***** EXERCISE MATERIAL *****
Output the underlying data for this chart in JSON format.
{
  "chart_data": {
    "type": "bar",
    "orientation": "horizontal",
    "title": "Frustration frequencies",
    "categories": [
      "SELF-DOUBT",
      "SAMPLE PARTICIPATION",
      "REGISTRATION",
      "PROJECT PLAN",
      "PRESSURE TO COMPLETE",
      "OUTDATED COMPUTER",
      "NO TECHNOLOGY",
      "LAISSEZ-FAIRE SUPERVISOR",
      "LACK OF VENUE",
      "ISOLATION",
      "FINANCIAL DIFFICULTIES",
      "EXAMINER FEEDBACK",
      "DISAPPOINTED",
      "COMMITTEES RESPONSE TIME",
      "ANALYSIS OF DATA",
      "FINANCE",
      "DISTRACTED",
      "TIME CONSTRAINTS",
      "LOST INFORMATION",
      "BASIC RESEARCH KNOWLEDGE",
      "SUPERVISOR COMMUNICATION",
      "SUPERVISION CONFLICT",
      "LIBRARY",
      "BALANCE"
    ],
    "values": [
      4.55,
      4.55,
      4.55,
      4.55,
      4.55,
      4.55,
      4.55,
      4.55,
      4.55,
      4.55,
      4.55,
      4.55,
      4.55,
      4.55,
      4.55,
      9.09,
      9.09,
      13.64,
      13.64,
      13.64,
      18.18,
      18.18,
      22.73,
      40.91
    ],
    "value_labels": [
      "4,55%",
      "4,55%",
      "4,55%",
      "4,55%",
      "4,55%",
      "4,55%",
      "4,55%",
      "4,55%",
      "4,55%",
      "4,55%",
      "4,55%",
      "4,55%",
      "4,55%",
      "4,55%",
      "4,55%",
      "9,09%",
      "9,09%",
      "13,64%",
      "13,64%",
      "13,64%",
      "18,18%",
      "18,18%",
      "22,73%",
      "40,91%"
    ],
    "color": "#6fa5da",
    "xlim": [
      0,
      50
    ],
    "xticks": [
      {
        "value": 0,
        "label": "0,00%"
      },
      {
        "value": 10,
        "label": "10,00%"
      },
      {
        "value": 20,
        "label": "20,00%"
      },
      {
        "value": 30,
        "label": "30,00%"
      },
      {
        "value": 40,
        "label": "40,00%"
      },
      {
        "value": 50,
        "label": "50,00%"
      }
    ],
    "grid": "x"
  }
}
*****
Extract from the data every line where "SUPERVISOR" shows up.

      "LAISSEZ-FAIRE SUPERVISOR",
      "SUPERVISOR COMMUNICATION",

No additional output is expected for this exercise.